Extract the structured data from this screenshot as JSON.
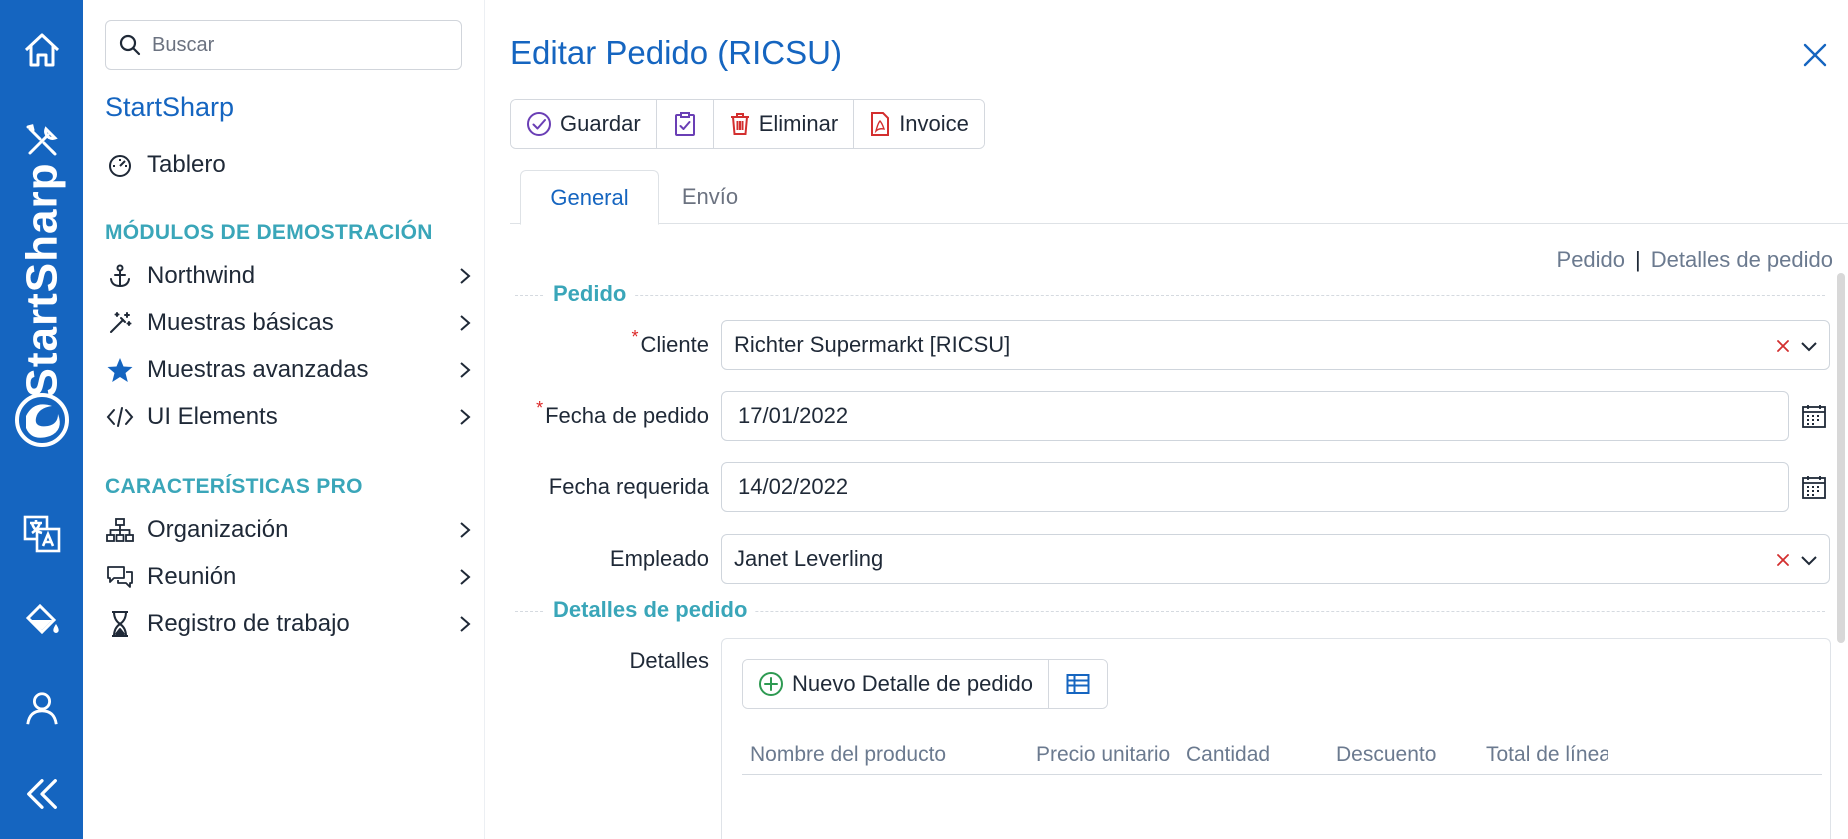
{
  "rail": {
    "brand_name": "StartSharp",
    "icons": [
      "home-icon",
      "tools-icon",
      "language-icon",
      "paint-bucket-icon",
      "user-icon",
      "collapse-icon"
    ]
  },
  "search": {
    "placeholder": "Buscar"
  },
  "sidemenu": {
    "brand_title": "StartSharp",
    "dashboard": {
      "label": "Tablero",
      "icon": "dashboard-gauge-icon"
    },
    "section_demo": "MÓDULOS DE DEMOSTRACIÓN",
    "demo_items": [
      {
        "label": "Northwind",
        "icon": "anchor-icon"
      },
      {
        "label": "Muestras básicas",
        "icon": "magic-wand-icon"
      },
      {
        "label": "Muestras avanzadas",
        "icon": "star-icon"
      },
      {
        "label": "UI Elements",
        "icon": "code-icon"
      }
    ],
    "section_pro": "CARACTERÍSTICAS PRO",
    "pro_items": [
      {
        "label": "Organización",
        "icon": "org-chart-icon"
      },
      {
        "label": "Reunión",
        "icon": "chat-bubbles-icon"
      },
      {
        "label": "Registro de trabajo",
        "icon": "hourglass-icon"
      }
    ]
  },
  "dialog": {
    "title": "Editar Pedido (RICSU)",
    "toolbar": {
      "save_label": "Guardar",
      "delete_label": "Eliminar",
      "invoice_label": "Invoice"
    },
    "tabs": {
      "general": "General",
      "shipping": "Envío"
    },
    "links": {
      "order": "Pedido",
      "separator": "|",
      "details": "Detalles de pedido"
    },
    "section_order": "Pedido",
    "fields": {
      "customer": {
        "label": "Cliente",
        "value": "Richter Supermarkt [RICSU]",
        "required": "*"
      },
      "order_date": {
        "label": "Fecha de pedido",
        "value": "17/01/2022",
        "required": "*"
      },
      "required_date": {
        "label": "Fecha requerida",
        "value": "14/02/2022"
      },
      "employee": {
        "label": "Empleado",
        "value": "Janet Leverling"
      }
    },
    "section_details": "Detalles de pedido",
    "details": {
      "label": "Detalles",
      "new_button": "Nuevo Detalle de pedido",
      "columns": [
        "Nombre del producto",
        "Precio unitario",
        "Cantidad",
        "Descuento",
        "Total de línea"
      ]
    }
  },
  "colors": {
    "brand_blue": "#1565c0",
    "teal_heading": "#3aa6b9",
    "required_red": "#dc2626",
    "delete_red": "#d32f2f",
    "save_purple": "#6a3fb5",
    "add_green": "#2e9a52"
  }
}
*-*-*
--- AIM OF THE TASK ---
Going through the data above, count the lines where the string "value" appears, and answer with only that number.

--- FINISHED EXERCISE ---
4